> **Work required**: Write out the data that follows exactly, keeping every picture out.

[Record excerpts — start]

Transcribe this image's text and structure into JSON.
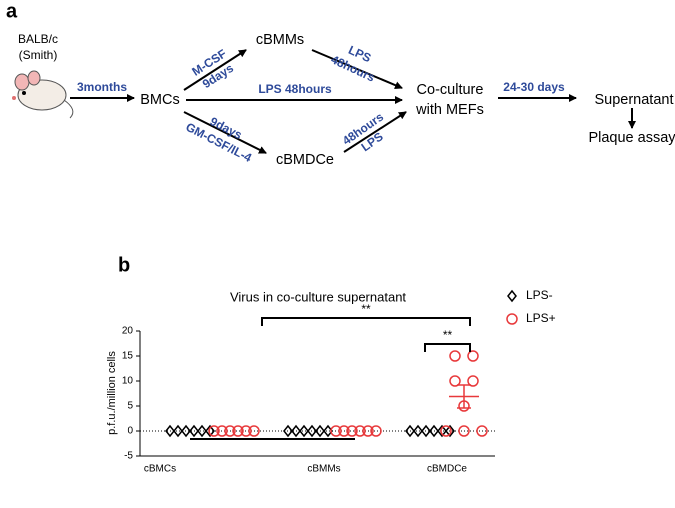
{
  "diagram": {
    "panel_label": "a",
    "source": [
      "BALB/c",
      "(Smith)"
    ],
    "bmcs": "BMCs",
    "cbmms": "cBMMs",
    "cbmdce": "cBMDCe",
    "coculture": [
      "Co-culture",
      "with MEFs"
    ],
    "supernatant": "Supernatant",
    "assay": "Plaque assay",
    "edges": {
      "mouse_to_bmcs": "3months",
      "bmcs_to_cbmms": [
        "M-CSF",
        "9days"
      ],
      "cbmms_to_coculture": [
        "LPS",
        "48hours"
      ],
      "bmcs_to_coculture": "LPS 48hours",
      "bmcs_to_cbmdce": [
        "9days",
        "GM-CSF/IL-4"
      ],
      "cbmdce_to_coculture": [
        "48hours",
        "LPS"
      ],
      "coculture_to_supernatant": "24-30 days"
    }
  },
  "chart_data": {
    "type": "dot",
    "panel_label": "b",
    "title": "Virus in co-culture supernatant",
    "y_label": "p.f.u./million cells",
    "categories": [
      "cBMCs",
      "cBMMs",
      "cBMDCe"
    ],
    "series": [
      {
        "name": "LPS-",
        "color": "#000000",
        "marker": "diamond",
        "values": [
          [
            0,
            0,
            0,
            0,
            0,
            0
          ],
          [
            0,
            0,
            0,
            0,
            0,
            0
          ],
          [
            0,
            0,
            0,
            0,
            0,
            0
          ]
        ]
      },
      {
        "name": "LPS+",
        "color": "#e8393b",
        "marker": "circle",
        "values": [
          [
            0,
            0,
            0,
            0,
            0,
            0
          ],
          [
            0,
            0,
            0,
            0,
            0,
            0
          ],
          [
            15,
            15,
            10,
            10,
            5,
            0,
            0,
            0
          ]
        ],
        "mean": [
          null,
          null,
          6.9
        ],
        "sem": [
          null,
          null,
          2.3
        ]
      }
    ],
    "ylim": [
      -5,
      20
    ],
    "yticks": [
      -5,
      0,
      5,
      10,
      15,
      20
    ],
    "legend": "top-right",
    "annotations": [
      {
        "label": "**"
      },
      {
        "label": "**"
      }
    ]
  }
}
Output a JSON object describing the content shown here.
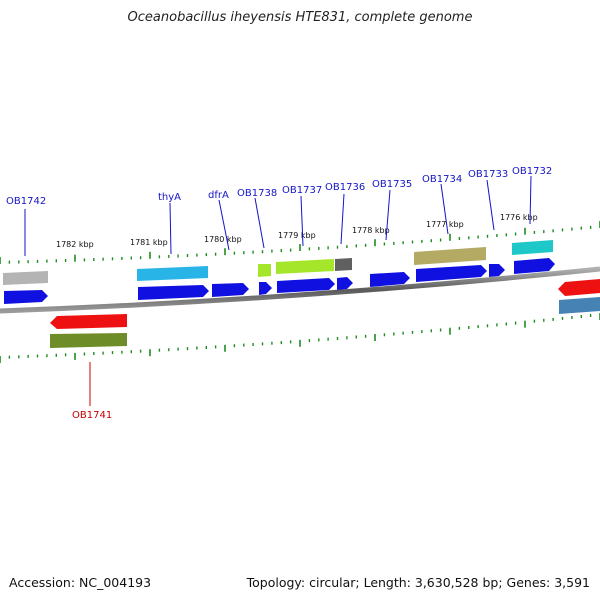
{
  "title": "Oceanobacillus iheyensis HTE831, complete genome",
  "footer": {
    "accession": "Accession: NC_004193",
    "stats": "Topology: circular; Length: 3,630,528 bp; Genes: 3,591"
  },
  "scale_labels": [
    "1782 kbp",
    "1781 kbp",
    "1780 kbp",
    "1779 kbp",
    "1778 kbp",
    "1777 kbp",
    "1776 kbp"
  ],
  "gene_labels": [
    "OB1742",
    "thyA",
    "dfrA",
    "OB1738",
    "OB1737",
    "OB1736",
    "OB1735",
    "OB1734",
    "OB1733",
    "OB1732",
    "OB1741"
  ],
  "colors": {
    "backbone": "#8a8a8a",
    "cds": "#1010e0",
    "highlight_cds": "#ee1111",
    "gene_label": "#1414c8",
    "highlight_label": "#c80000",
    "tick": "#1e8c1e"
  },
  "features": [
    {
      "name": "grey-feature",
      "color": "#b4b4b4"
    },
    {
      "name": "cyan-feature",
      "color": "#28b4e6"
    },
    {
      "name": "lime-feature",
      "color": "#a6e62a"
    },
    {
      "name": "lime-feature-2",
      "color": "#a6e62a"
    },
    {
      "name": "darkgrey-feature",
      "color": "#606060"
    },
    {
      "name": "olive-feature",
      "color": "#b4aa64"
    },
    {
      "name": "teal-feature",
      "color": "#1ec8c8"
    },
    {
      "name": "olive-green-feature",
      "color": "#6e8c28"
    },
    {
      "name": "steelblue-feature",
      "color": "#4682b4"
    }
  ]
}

[Record excerpts — finish]

> **Result of the exercise**:
Transcribe this image's text and structure into JSON.
{
  "diagram": {
    "panel_label": "a",
    "source": [
      "BALB/c",
      "(Smith)"
    ],
    "bmcs": "BMCs",
    "cbmms": "cBMMs",
    "cbmdce": "cBMDCe",
    "coculture": [
      "Co-culture",
      "with MEFs"
    ],
    "supernatant": "Supernatant",
    "assay": "Plaque assay",
    "edges": {
      "mouse_to_bmcs": "3months",
      "bmcs_to_cbmms": [
        "M-CSF",
        "9days"
      ],
      "cbmms_to_coculture": [
        "LPS",
        "48hours"
      ],
      "bmcs_to_coculture": "LPS 48hours",
      "bmcs_to_cbmdce": [
        "9days",
        "GM-CSF/IL-4"
      ],
      "cbmdce_to_coculture": [
        "48hours",
        "LPS"
      ],
      "coculture_to_supernatant": "24-30 days"
    }
  },
  "chart_data": {
    "type": "dot",
    "panel_label": "b",
    "title": "Virus in co-culture supernatant",
    "y_label": "p.f.u./million cells",
    "categories": [
      "cBMCs",
      "cBMMs",
      "cBMDCe"
    ],
    "series": [
      {
        "name": "LPS-",
        "color": "#000000",
        "marker": "diamond",
        "values": [
          [
            0,
            0,
            0,
            0,
            0,
            0
          ],
          [
            0,
            0,
            0,
            0,
            0,
            0
          ],
          [
            0,
            0,
            0,
            0,
            0,
            0
          ]
        ]
      },
      {
        "name": "LPS+",
        "color": "#e8393b",
        "marker": "circle",
        "values": [
          [
            0,
            0,
            0,
            0,
            0,
            0
          ],
          [
            0,
            0,
            0,
            0,
            0,
            0
          ],
          [
            15,
            15,
            10,
            10,
            5,
            0,
            0,
            0
          ]
        ],
        "mean": [
          null,
          null,
          6.9
        ],
        "sem": [
          null,
          null,
          2.3
        ]
      }
    ],
    "ylim": [
      -5,
      20
    ],
    "yticks": [
      -5,
      0,
      5,
      10,
      15,
      20
    ],
    "legend": "top-right",
    "annotations": [
      {
        "label": "**"
      },
      {
        "label": "**"
      }
    ]
  }
}
Output a JSON object describing the content shown here.
{
  "title": "Oceanobacillus iheyensis HTE831, complete genome",
  "footer": {
    "accession": "Accession: NC_004193",
    "stats": "Topology: circular; Length: 3,630,528 bp; Genes: 3,591"
  },
  "scale_labels": [
    "1782 kbp",
    "1781 kbp",
    "1780 kbp",
    "1779 kbp",
    "1778 kbp",
    "1777 kbp",
    "1776 kbp"
  ],
  "gene_labels": [
    "OB1742",
    "thyA",
    "dfrA",
    "OB1738",
    "OB1737",
    "OB1736",
    "OB1735",
    "OB1734",
    "OB1733",
    "OB1732",
    "OB1741"
  ],
  "colors": {
    "backbone": "#8a8a8a",
    "cds": "#1010e0",
    "highlight_cds": "#ee1111",
    "gene_label": "#1414c8",
    "highlight_label": "#c80000",
    "tick": "#1e8c1e"
  },
  "features": [
    {
      "name": "grey-feature",
      "color": "#b4b4b4"
    },
    {
      "name": "cyan-feature",
      "color": "#28b4e6"
    },
    {
      "name": "lime-feature",
      "color": "#a6e62a"
    },
    {
      "name": "lime-feature-2",
      "color": "#a6e62a"
    },
    {
      "name": "darkgrey-feature",
      "color": "#606060"
    },
    {
      "name": "olive-feature",
      "color": "#b4aa64"
    },
    {
      "name": "teal-feature",
      "color": "#1ec8c8"
    },
    {
      "name": "olive-green-feature",
      "color": "#6e8c28"
    },
    {
      "name": "steelblue-feature",
      "color": "#4682b4"
    }
  ]
}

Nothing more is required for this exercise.